Extracted entries:
#####
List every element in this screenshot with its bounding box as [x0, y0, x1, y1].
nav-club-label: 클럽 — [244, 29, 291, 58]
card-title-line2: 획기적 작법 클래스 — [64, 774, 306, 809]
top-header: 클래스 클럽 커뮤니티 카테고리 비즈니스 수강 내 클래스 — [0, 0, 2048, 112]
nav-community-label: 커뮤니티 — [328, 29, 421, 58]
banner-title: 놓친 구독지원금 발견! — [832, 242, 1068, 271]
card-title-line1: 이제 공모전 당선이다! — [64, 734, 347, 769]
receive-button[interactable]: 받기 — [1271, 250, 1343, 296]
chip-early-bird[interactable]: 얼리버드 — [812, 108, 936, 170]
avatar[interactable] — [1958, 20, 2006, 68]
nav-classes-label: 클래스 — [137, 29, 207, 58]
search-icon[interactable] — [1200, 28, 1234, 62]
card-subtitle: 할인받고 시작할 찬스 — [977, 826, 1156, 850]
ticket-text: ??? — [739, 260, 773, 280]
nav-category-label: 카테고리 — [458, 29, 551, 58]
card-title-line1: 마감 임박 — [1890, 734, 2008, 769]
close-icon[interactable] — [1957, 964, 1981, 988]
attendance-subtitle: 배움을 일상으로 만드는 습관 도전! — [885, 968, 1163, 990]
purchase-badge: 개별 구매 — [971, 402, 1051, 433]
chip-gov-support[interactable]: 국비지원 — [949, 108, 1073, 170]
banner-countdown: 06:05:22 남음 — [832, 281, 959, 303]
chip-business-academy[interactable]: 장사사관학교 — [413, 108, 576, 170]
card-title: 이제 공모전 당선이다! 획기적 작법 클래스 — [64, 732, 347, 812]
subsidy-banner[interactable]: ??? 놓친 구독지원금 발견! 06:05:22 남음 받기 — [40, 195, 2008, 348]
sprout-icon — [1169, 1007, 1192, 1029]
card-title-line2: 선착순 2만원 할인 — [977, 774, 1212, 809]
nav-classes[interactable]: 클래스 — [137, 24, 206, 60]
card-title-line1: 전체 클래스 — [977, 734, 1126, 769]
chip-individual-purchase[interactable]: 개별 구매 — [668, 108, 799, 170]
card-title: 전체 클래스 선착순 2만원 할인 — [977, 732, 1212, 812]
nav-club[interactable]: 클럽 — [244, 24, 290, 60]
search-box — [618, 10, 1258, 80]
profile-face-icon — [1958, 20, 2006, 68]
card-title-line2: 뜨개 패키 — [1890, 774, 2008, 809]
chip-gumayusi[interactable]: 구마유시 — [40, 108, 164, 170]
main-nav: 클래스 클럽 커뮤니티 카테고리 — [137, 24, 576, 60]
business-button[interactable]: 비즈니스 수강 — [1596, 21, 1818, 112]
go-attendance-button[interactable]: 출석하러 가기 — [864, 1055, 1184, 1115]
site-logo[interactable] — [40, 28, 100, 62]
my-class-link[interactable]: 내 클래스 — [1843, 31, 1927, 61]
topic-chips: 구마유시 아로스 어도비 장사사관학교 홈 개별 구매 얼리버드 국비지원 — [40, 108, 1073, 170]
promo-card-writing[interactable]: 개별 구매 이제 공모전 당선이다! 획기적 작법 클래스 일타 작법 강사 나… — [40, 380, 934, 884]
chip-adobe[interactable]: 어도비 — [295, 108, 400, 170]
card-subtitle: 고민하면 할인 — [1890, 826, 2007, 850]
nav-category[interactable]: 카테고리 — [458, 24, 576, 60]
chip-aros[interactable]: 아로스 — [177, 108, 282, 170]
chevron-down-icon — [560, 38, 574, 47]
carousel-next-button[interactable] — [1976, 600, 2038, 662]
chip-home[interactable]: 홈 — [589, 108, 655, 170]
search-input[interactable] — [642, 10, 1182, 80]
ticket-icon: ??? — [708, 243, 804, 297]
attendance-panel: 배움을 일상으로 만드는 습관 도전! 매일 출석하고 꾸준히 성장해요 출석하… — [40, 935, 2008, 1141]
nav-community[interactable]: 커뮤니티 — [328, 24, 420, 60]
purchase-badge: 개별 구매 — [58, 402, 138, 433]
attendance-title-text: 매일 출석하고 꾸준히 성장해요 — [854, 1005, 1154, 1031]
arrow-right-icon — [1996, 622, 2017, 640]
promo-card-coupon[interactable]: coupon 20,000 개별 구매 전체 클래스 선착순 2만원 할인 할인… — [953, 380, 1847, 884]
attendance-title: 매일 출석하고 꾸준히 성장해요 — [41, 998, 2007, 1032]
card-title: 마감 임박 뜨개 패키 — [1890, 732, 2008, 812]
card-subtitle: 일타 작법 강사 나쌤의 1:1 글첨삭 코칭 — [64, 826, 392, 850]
#####
Given instruction: Write out all of the data above character for character, keeping every line in its original order.

Problem solution:
List every element in this screenshot with its bounding box as [x0, y0, x1, y1].
nav-club-label: 클럽 — [244, 29, 291, 58]
card-title-line2: 획기적 작법 클래스 — [64, 774, 306, 809]
top-header: 클래스 클럽 커뮤니티 카테고리 비즈니스 수강 내 클래스 — [0, 0, 2048, 112]
nav-community-label: 커뮤니티 — [328, 29, 421, 58]
banner-title: 놓친 구독지원금 발견! — [832, 242, 1068, 271]
card-title-line1: 이제 공모전 당선이다! — [64, 734, 347, 769]
receive-button[interactable]: 받기 — [1271, 250, 1343, 296]
chip-early-bird[interactable]: 얼리버드 — [812, 108, 936, 170]
avatar[interactable] — [1958, 20, 2006, 68]
nav-classes-label: 클래스 — [137, 29, 207, 58]
search-icon[interactable] — [1200, 28, 1234, 62]
card-subtitle: 할인받고 시작할 찬스 — [977, 826, 1156, 850]
ticket-text: ??? — [739, 260, 773, 280]
nav-category-label: 카테고리 — [458, 29, 551, 58]
card-title-line1: 마감 임박 — [1890, 734, 2008, 769]
close-icon[interactable] — [1957, 964, 1981, 988]
attendance-subtitle: 배움을 일상으로 만드는 습관 도전! — [885, 968, 1163, 990]
purchase-badge: 개별 구매 — [971, 402, 1051, 433]
chip-gov-support[interactable]: 국비지원 — [949, 108, 1073, 170]
banner-countdown: 06:05:22 남음 — [832, 281, 959, 303]
chip-business-academy[interactable]: 장사사관학교 — [413, 108, 576, 170]
card-title: 이제 공모전 당선이다! 획기적 작법 클래스 — [64, 732, 347, 812]
subsidy-banner[interactable]: ??? 놓친 구독지원금 발견! 06:05:22 남음 받기 — [40, 195, 2008, 348]
sprout-icon — [1169, 1007, 1192, 1029]
card-title-line2: 선착순 2만원 할인 — [977, 774, 1212, 809]
nav-classes[interactable]: 클래스 — [137, 24, 206, 60]
card-title-line1: 전체 클래스 — [977, 734, 1126, 769]
chip-individual-purchase[interactable]: 개별 구매 — [668, 108, 799, 170]
card-title: 전체 클래스 선착순 2만원 할인 — [977, 732, 1212, 812]
nav-club[interactable]: 클럽 — [244, 24, 290, 60]
search-box — [618, 10, 1258, 80]
profile-face-icon — [1958, 20, 2006, 68]
card-title-line2: 뜨개 패키 — [1890, 774, 2008, 809]
chip-gumayusi[interactable]: 구마유시 — [40, 108, 164, 170]
main-nav: 클래스 클럽 커뮤니티 카테고리 — [137, 24, 576, 60]
business-button[interactable]: 비즈니스 수강 — [1596, 21, 1818, 112]
go-attendance-button[interactable]: 출석하러 가기 — [864, 1055, 1184, 1115]
site-logo[interactable] — [40, 28, 100, 62]
my-class-link[interactable]: 내 클래스 — [1843, 31, 1927, 61]
topic-chips: 구마유시 아로스 어도비 장사사관학교 홈 개별 구매 얼리버드 국비지원 — [40, 108, 1073, 170]
promo-card-writing[interactable]: 개별 구매 이제 공모전 당선이다! 획기적 작법 클래스 일타 작법 강사 나… — [40, 380, 934, 884]
chip-adobe[interactable]: 어도비 — [295, 108, 400, 170]
card-subtitle: 고민하면 할인 — [1890, 826, 2007, 850]
nav-category[interactable]: 카테고리 — [458, 24, 576, 60]
chip-aros[interactable]: 아로스 — [177, 108, 282, 170]
chevron-down-icon — [560, 38, 574, 47]
carousel-next-button[interactable] — [1976, 600, 2038, 662]
chip-home[interactable]: 홈 — [589, 108, 655, 170]
search-input[interactable] — [642, 10, 1182, 80]
ticket-icon: ??? — [708, 243, 804, 297]
attendance-panel: 배움을 일상으로 만드는 습관 도전! 매일 출석하고 꾸준히 성장해요 출석하… — [40, 935, 2008, 1141]
nav-community[interactable]: 커뮤니티 — [328, 24, 420, 60]
purchase-badge: 개별 구매 — [58, 402, 138, 433]
attendance-title-text: 매일 출석하고 꾸준히 성장해요 — [854, 1005, 1154, 1031]
arrow-right-icon — [1996, 622, 2017, 640]
promo-card-coupon[interactable]: coupon 20,000 개별 구매 전체 클래스 선착순 2만원 할인 할인… — [953, 380, 1847, 884]
attendance-title: 매일 출석하고 꾸준히 성장해요 — [41, 998, 2007, 1032]
card-title: 마감 임박 뜨개 패키 — [1890, 732, 2008, 812]
card-subtitle: 일타 작법 강사 나쌤의 1:1 글첨삭 코칭 — [64, 826, 392, 850]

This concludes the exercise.